Task goal: Without the pictures, give the entries below again exactly as written.

Records for the exercise:
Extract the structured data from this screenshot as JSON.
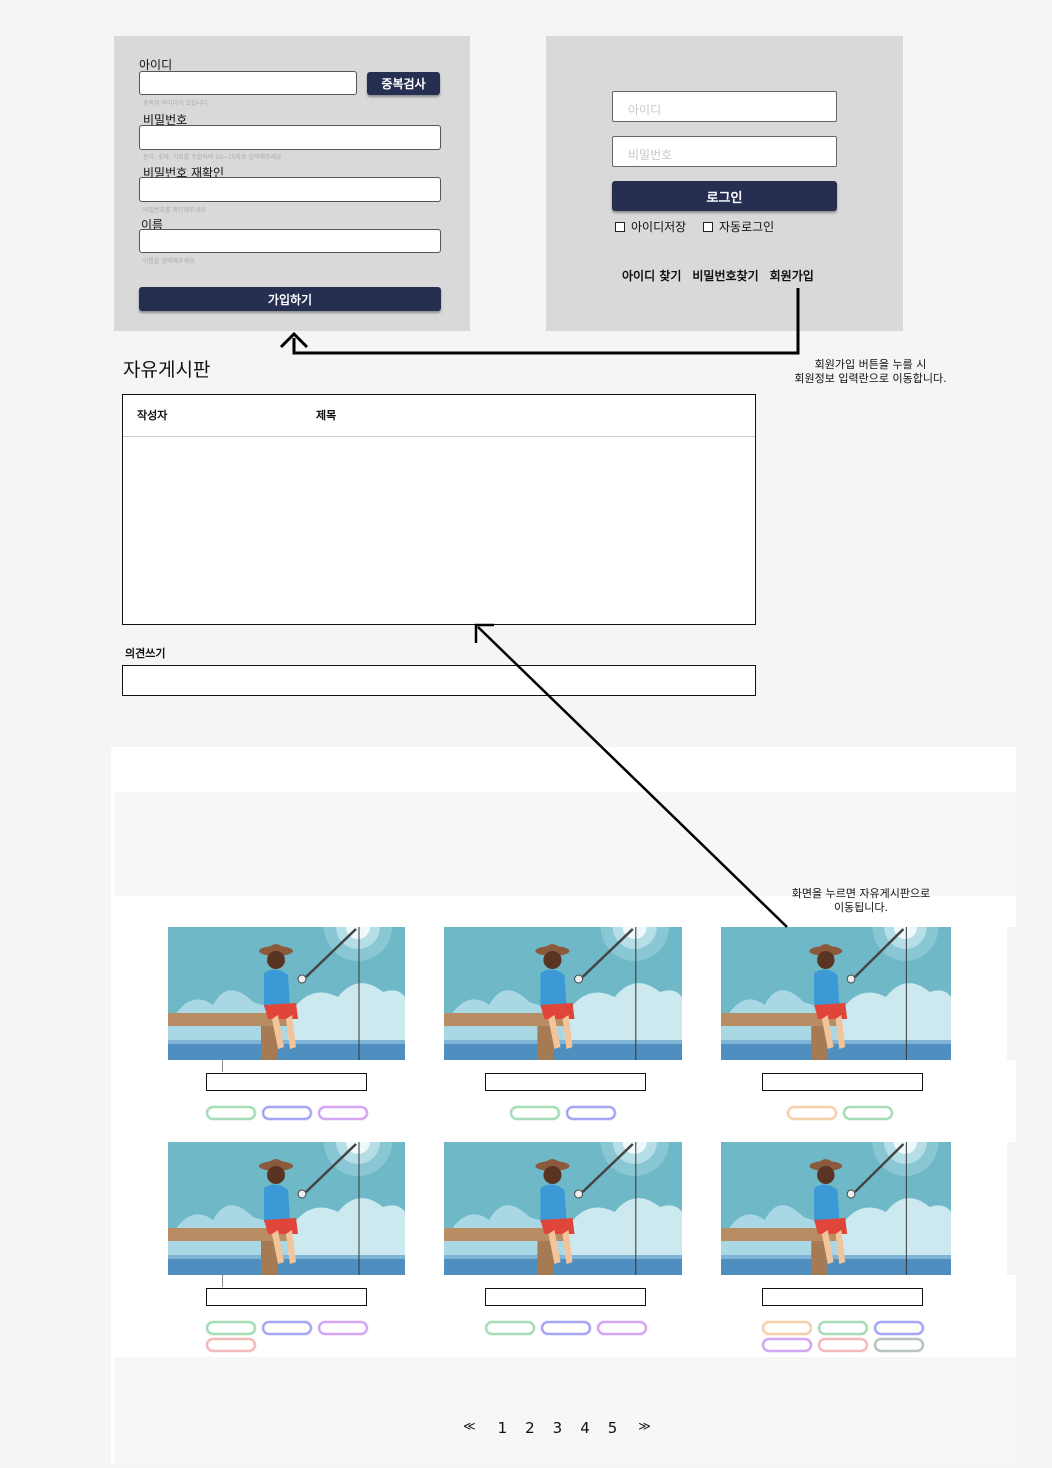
{
  "signup": {
    "id_label": "아이디",
    "dup_check_button": "중복검사",
    "id_hint": "중복된 아이디가 있습니다",
    "pw_label": "비밀번호",
    "pw_hint": "문자, 숫자, 기호를 조합하여 10~15자로 입력해주세요",
    "pw_confirm_label": "비밀번호 재확인",
    "pw_confirm_hint": "비밀번호를 확인해주세요",
    "name_label": "이름",
    "name_hint": "이름을 입력해주세요",
    "submit_button": "가입하기"
  },
  "login": {
    "id_placeholder": "아이디",
    "pw_placeholder": "비밀번호",
    "login_button": "로그인",
    "save_id_label": "아이디저장",
    "auto_login_label": "자동로그인",
    "find_id_link": "아이디 찾기",
    "find_pw_link": "비밀번호찾기",
    "signup_link": "회원가입"
  },
  "annotations": {
    "signup_note_line1": "회원가입 버튼을 누를 시",
    "signup_note_line2": "회원정보 입력란으로 이동합니다.",
    "gallery_note_line1": "화면을 누르면 자유게시판으로",
    "gallery_note_line2": "이동됩니다."
  },
  "board": {
    "title": "자유게시판",
    "col_author": "작성자",
    "col_subject": "제목",
    "comment_label": "의견쓰기"
  },
  "gallery": {
    "illustration": "fisherman-on-pier",
    "tag_colors": {
      "green": "#8fd4a4",
      "blue": "#8f8ff2",
      "purple": "#c98ff0",
      "orange": "#f2c494",
      "salmon": "#f0a8a8",
      "gray": "#a8b4a8"
    },
    "cards": [
      {
        "tags": [
          "green",
          "blue",
          "purple"
        ]
      },
      {
        "tags": [
          "green",
          "blue"
        ]
      },
      {
        "tags": [
          "orange",
          "green"
        ]
      },
      {
        "tags": [
          "green",
          "blue",
          "purple",
          "salmon"
        ]
      },
      {
        "tags": [
          "green",
          "blue",
          "purple"
        ]
      },
      {
        "tags": [
          "orange",
          "green",
          "blue",
          "purple",
          "salmon",
          "gray"
        ]
      }
    ]
  },
  "pagination": {
    "prev": "≪",
    "pages": [
      "1",
      "2",
      "3",
      "4",
      "5"
    ],
    "next": "≫"
  },
  "colors": {
    "navy": "#262f52",
    "panel_gray": "#d9d9d9"
  }
}
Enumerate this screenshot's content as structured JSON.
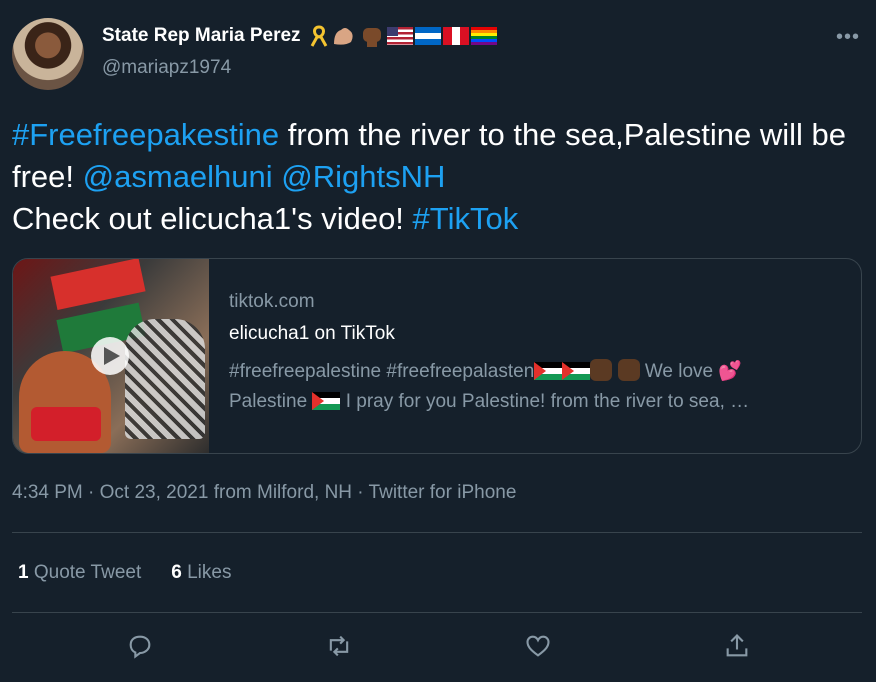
{
  "author": {
    "name": "State Rep Maria Perez",
    "handle": "@mariapz1974",
    "name_emojis": [
      "ribbon-emoji",
      "flexed-biceps-emoji",
      "raised-fist-emoji",
      "us-flag",
      "nicaragua-flag",
      "peru-flag",
      "rainbow-flag"
    ]
  },
  "tweet": {
    "hashtag1": "#Freefreepakestine",
    "text1": " from the river to the sea,Palestine will be free! ",
    "mention1": "@asmaelhuni",
    "space": " ",
    "mention2": "@RightsNH",
    "text2": "Check out elicucha1's video! ",
    "hashtag2": "#TikTok"
  },
  "card": {
    "domain": "tiktok.com",
    "title": "elicucha1 on TikTok",
    "desc_part1": "#freefreepalestine #freefreepalasten",
    "desc_part2": " We love ",
    "desc_part3": "Palestine ",
    "desc_part4": " I pray for you Palestine! from the river to sea, …"
  },
  "meta": {
    "timestamp": "4:34 PM · Oct 23, 2021 from Milford, NH · Twitter for iPhone"
  },
  "stats": {
    "quote_count": "1",
    "quote_label": " Quote Tweet",
    "like_count": "6",
    "like_label": " Likes"
  },
  "colors": {
    "background": "#15202b",
    "link": "#1da1f2",
    "secondary_text": "#8899a6",
    "border": "#38444d"
  }
}
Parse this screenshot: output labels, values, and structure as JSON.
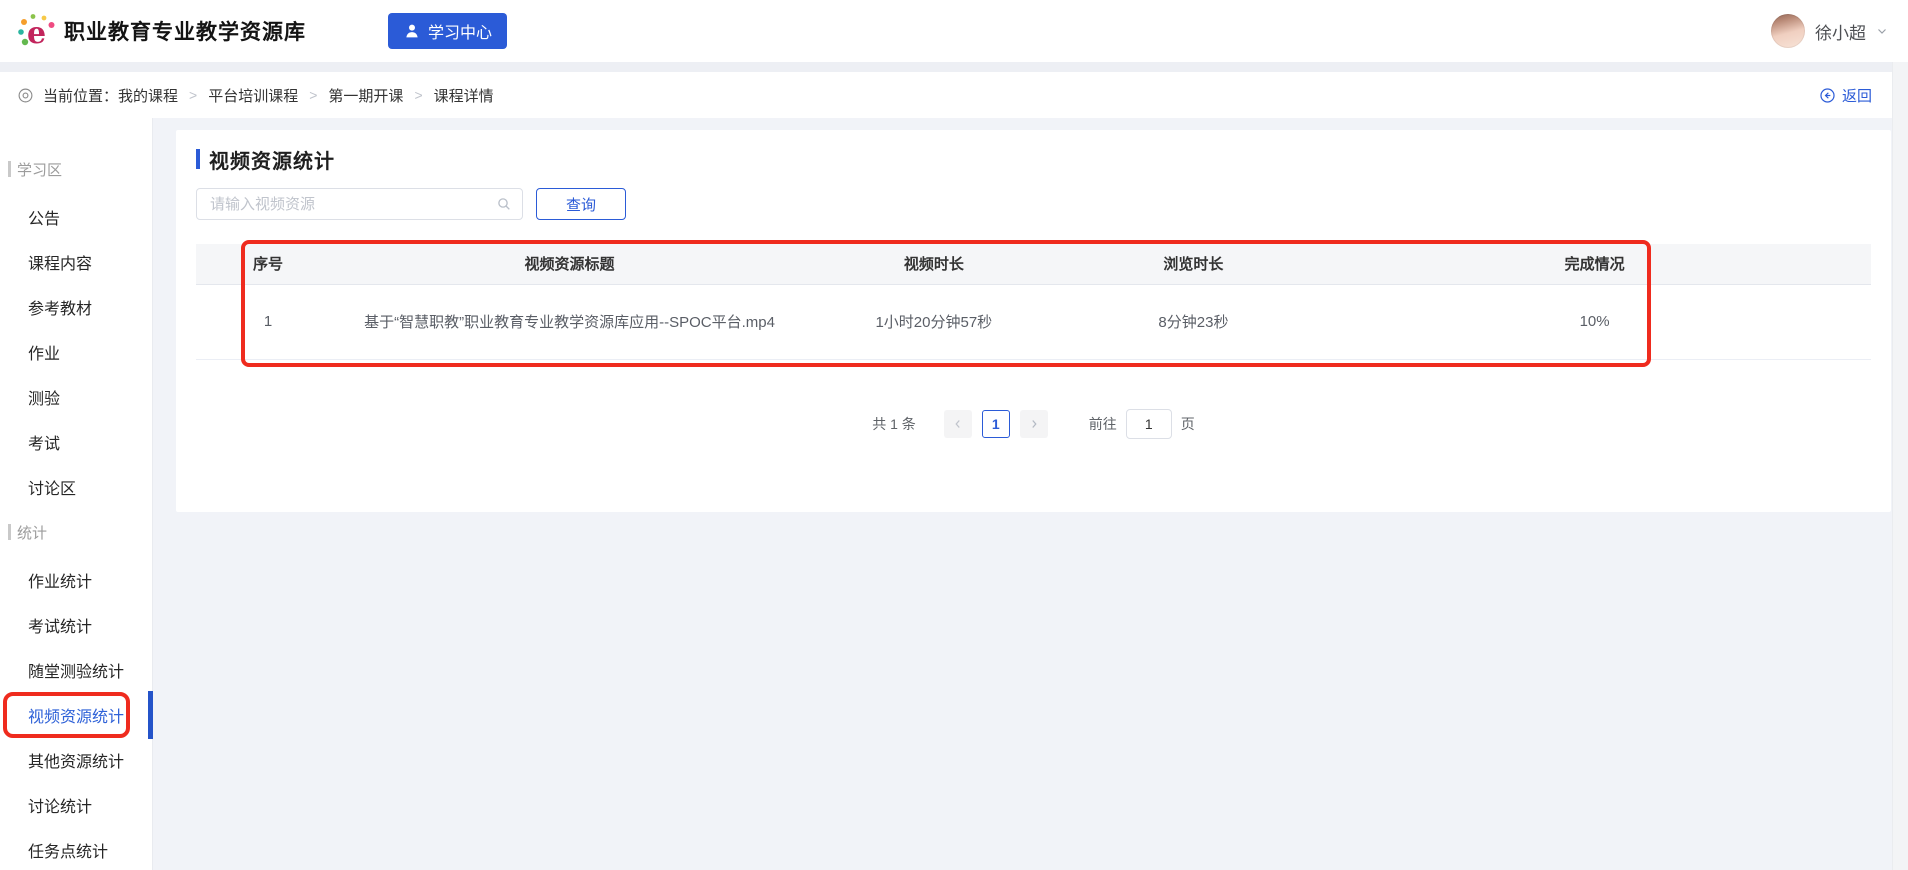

Full response:
Extract the structured data from this screenshot as JSON.
{
  "signup": {
    "id_label": "아이디",
    "dup_check_button": "중복검사",
    "id_hint": "중복된 아이디가 있습니다",
    "pw_label": "비밀번호",
    "pw_hint": "문자, 숫자, 기호를 조합하여 10~15자로 입력해주세요",
    "pw_confirm_label": "비밀번호 재확인",
    "pw_confirm_hint": "비밀번호를 확인해주세요",
    "name_label": "이름",
    "name_hint": "이름을 입력해주세요",
    "submit_button": "가입하기"
  },
  "login": {
    "id_placeholder": "아이디",
    "pw_placeholder": "비밀번호",
    "login_button": "로그인",
    "save_id_label": "아이디저장",
    "auto_login_label": "자동로그인",
    "find_id_link": "아이디 찾기",
    "find_pw_link": "비밀번호찾기",
    "signup_link": "회원가입"
  },
  "annotations": {
    "signup_note_line1": "회원가입 버튼을 누를 시",
    "signup_note_line2": "회원정보 입력란으로 이동합니다.",
    "gallery_note_line1": "화면을 누르면 자유게시판으로",
    "gallery_note_line2": "이동됩니다."
  },
  "board": {
    "title": "자유게시판",
    "col_author": "작성자",
    "col_subject": "제목",
    "comment_label": "의견쓰기"
  },
  "gallery": {
    "illustration": "fisherman-on-pier",
    "tag_colors": {
      "green": "#8fd4a4",
      "blue": "#8f8ff2",
      "purple": "#c98ff0",
      "orange": "#f2c494",
      "salmon": "#f0a8a8",
      "gray": "#a8b4a8"
    },
    "cards": [
      {
        "tags": [
          "green",
          "blue",
          "purple"
        ]
      },
      {
        "tags": [
          "green",
          "blue"
        ]
      },
      {
        "tags": [
          "orange",
          "green"
        ]
      },
      {
        "tags": [
          "green",
          "blue",
          "purple",
          "salmon"
        ]
      },
      {
        "tags": [
          "green",
          "blue",
          "purple"
        ]
      },
      {
        "tags": [
          "orange",
          "green",
          "blue",
          "purple",
          "salmon",
          "gray"
        ]
      }
    ]
  },
  "pagination": {
    "prev": "≪",
    "pages": [
      "1",
      "2",
      "3",
      "4",
      "5"
    ],
    "next": "≫"
  },
  "colors": {
    "navy": "#262f52",
    "panel_gray": "#d9d9d9"
  }
}
Enumerate this screenshot's content as structured JSON.
{
  "author": {
    "name": "State Rep Maria Perez",
    "handle": "@mariapz1974",
    "name_emojis": [
      "ribbon-emoji",
      "flexed-biceps-emoji",
      "raised-fist-emoji",
      "us-flag",
      "nicaragua-flag",
      "peru-flag",
      "rainbow-flag"
    ]
  },
  "tweet": {
    "hashtag1": "#Freefreepakestine",
    "text1": " from the river to the sea,Palestine will be free! ",
    "mention1": "@asmaelhuni",
    "space": " ",
    "mention2": "@RightsNH",
    "text2": "Check out elicucha1's video! ",
    "hashtag2": "#TikTok"
  },
  "card": {
    "domain": "tiktok.com",
    "title": "elicucha1 on TikTok",
    "desc_part1": "#freefreepalestine #freefreepalasten",
    "desc_part2": " We love ",
    "desc_part3": "Palestine ",
    "desc_part4": " I pray for you Palestine! from the river to sea, …"
  },
  "meta": {
    "timestamp": "4:34 PM · Oct 23, 2021 from Milford, NH · Twitter for iPhone"
  },
  "stats": {
    "quote_count": "1",
    "quote_label": " Quote Tweet",
    "like_count": "6",
    "like_label": " Likes"
  },
  "colors": {
    "background": "#15202b",
    "link": "#1da1f2",
    "secondary_text": "#8899a6",
    "border": "#38444d"
  }
}
Parse this screenshot: output labels, values, and structure as JSON.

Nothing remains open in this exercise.